## Directions:
Keep the pictures out and restate every record exactly.

## Source material:
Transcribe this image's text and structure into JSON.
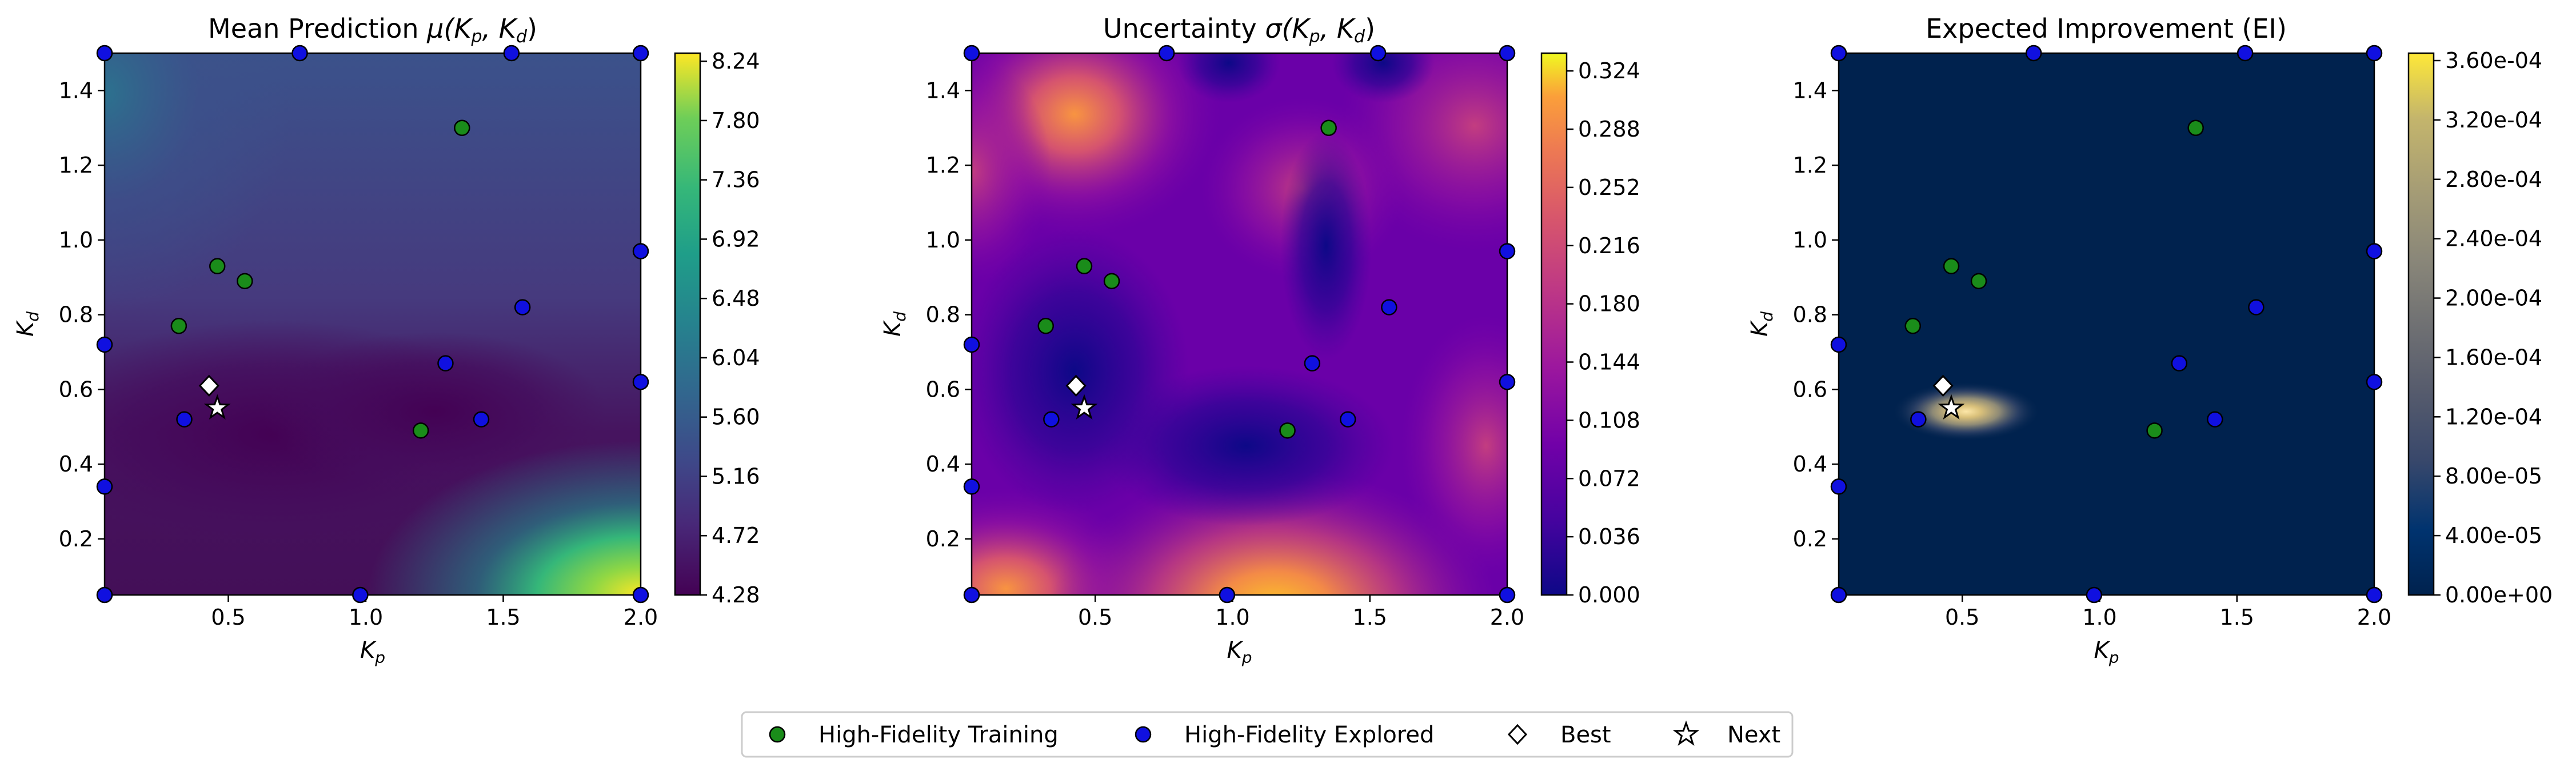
{
  "chart_data": [
    {
      "type": "heatmap",
      "title_text": "Mean Prediction ",
      "title_math": "μ(K",
      "title_math_sub": "p",
      "title_math_mid": ", K",
      "title_math_sub2": "d",
      "title_math_end": ")",
      "xlabel": "K",
      "xlabel_sub": "p",
      "ylabel": "K",
      "ylabel_sub": "d",
      "xlim": [
        0.05,
        2.0
      ],
      "ylim": [
        0.05,
        1.5
      ],
      "xticks": [
        "0.5",
        "1.0",
        "1.5",
        "2.0"
      ],
      "yticks": [
        "0.2",
        "0.4",
        "0.6",
        "0.8",
        "1.0",
        "1.2",
        "1.4"
      ],
      "colormap": "viridis",
      "cbar_range": [
        4.28,
        8.3
      ],
      "cbar_ticks": [
        "4.28",
        "4.72",
        "5.16",
        "5.60",
        "6.04",
        "6.48",
        "6.92",
        "7.36",
        "7.80",
        "8.24"
      ]
    },
    {
      "type": "heatmap",
      "title_text": "Uncertainty ",
      "title_math": "σ(K",
      "title_math_sub": "p",
      "title_math_mid": ", K",
      "title_math_sub2": "d",
      "title_math_end": ")",
      "xlabel": "K",
      "xlabel_sub": "p",
      "ylabel": "K",
      "ylabel_sub": "d",
      "xlim": [
        0.05,
        2.0
      ],
      "ylim": [
        0.05,
        1.5
      ],
      "xticks": [
        "0.5",
        "1.0",
        "1.5",
        "2.0"
      ],
      "yticks": [
        "0.2",
        "0.4",
        "0.6",
        "0.8",
        "1.0",
        "1.2",
        "1.4"
      ],
      "colormap": "plasma",
      "cbar_range": [
        0.0,
        0.335
      ],
      "cbar_ticks": [
        "0.000",
        "0.036",
        "0.072",
        "0.108",
        "0.144",
        "0.180",
        "0.216",
        "0.252",
        "0.288",
        "0.324"
      ]
    },
    {
      "type": "heatmap",
      "title_text": "Expected Improvement (EI)",
      "title_math": "",
      "title_math_sub": "",
      "title_math_mid": "",
      "title_math_sub2": "",
      "title_math_end": "",
      "xlabel": "K",
      "xlabel_sub": "p",
      "ylabel": "K",
      "ylabel_sub": "d",
      "xlim": [
        0.05,
        2.0
      ],
      "ylim": [
        0.05,
        1.5
      ],
      "xticks": [
        "0.5",
        "1.0",
        "1.5",
        "2.0"
      ],
      "yticks": [
        "0.2",
        "0.4",
        "0.6",
        "0.8",
        "1.0",
        "1.2",
        "1.4"
      ],
      "colormap": "cividis",
      "cbar_range": [
        0.0,
        0.000365
      ],
      "cbar_ticks": [
        "0.00e+00",
        "4.00e-05",
        "8.00e-05",
        "1.20e-04",
        "1.60e-04",
        "2.00e-04",
        "2.40e-04",
        "2.80e-04",
        "3.20e-04",
        "3.60e-04"
      ]
    }
  ],
  "points": {
    "training": [
      [
        0.32,
        0.77
      ],
      [
        0.46,
        0.93
      ],
      [
        0.56,
        0.89
      ],
      [
        1.2,
        0.49
      ],
      [
        1.35,
        1.3
      ]
    ],
    "explored": [
      [
        0.05,
        0.72
      ],
      [
        0.05,
        0.34
      ],
      [
        0.05,
        0.05
      ],
      [
        0.34,
        0.52
      ],
      [
        0.05,
        1.5
      ],
      [
        0.76,
        1.5
      ],
      [
        0.98,
        0.05
      ],
      [
        1.29,
        0.67
      ],
      [
        1.42,
        0.52
      ],
      [
        1.53,
        1.5
      ],
      [
        1.57,
        0.82
      ],
      [
        2.0,
        0.97
      ],
      [
        2.0,
        0.62
      ],
      [
        2.0,
        0.05
      ],
      [
        2.0,
        1.5
      ]
    ],
    "best": [
      0.43,
      0.61
    ],
    "next": [
      0.46,
      0.55
    ]
  },
  "legend": {
    "training_label": "High-Fidelity Training",
    "explored_label": "High-Fidelity Explored",
    "best_label": "Best",
    "next_label": "Next"
  },
  "colors": {
    "training": "#1a8c1a",
    "explored": "#1010e0",
    "edge": "#000000",
    "best_fill": "#ffffff",
    "next_fill": "#ffffff"
  }
}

## Reply to the exercise:
Transcribe this image's text and structure into JSON.
{
  "chart_data": [
    {
      "type": "heatmap",
      "title_text": "Mean Prediction ",
      "title_math": "μ(K",
      "title_math_sub": "p",
      "title_math_mid": ", K",
      "title_math_sub2": "d",
      "title_math_end": ")",
      "xlabel": "K",
      "xlabel_sub": "p",
      "ylabel": "K",
      "ylabel_sub": "d",
      "xlim": [
        0.05,
        2.0
      ],
      "ylim": [
        0.05,
        1.5
      ],
      "xticks": [
        "0.5",
        "1.0",
        "1.5",
        "2.0"
      ],
      "yticks": [
        "0.2",
        "0.4",
        "0.6",
        "0.8",
        "1.0",
        "1.2",
        "1.4"
      ],
      "colormap": "viridis",
      "cbar_range": [
        4.28,
        8.3
      ],
      "cbar_ticks": [
        "4.28",
        "4.72",
        "5.16",
        "5.60",
        "6.04",
        "6.48",
        "6.92",
        "7.36",
        "7.80",
        "8.24"
      ]
    },
    {
      "type": "heatmap",
      "title_text": "Uncertainty ",
      "title_math": "σ(K",
      "title_math_sub": "p",
      "title_math_mid": ", K",
      "title_math_sub2": "d",
      "title_math_end": ")",
      "xlabel": "K",
      "xlabel_sub": "p",
      "ylabel": "K",
      "ylabel_sub": "d",
      "xlim": [
        0.05,
        2.0
      ],
      "ylim": [
        0.05,
        1.5
      ],
      "xticks": [
        "0.5",
        "1.0",
        "1.5",
        "2.0"
      ],
      "yticks": [
        "0.2",
        "0.4",
        "0.6",
        "0.8",
        "1.0",
        "1.2",
        "1.4"
      ],
      "colormap": "plasma",
      "cbar_range": [
        0.0,
        0.335
      ],
      "cbar_ticks": [
        "0.000",
        "0.036",
        "0.072",
        "0.108",
        "0.144",
        "0.180",
        "0.216",
        "0.252",
        "0.288",
        "0.324"
      ]
    },
    {
      "type": "heatmap",
      "title_text": "Expected Improvement (EI)",
      "title_math": "",
      "title_math_sub": "",
      "title_math_mid": "",
      "title_math_sub2": "",
      "title_math_end": "",
      "xlabel": "K",
      "xlabel_sub": "p",
      "ylabel": "K",
      "ylabel_sub": "d",
      "xlim": [
        0.05,
        2.0
      ],
      "ylim": [
        0.05,
        1.5
      ],
      "xticks": [
        "0.5",
        "1.0",
        "1.5",
        "2.0"
      ],
      "yticks": [
        "0.2",
        "0.4",
        "0.6",
        "0.8",
        "1.0",
        "1.2",
        "1.4"
      ],
      "colormap": "cividis",
      "cbar_range": [
        0.0,
        0.000365
      ],
      "cbar_ticks": [
        "0.00e+00",
        "4.00e-05",
        "8.00e-05",
        "1.20e-04",
        "1.60e-04",
        "2.00e-04",
        "2.40e-04",
        "2.80e-04",
        "3.20e-04",
        "3.60e-04"
      ]
    }
  ],
  "points": {
    "training": [
      [
        0.32,
        0.77
      ],
      [
        0.46,
        0.93
      ],
      [
        0.56,
        0.89
      ],
      [
        1.2,
        0.49
      ],
      [
        1.35,
        1.3
      ]
    ],
    "explored": [
      [
        0.05,
        0.72
      ],
      [
        0.05,
        0.34
      ],
      [
        0.05,
        0.05
      ],
      [
        0.34,
        0.52
      ],
      [
        0.05,
        1.5
      ],
      [
        0.76,
        1.5
      ],
      [
        0.98,
        0.05
      ],
      [
        1.29,
        0.67
      ],
      [
        1.42,
        0.52
      ],
      [
        1.53,
        1.5
      ],
      [
        1.57,
        0.82
      ],
      [
        2.0,
        0.97
      ],
      [
        2.0,
        0.62
      ],
      [
        2.0,
        0.05
      ],
      [
        2.0,
        1.5
      ]
    ],
    "best": [
      0.43,
      0.61
    ],
    "next": [
      0.46,
      0.55
    ]
  },
  "legend": {
    "training_label": "High-Fidelity Training",
    "explored_label": "High-Fidelity Explored",
    "best_label": "Best",
    "next_label": "Next"
  },
  "colors": {
    "training": "#1a8c1a",
    "explored": "#1010e0",
    "edge": "#000000",
    "best_fill": "#ffffff",
    "next_fill": "#ffffff"
  }
}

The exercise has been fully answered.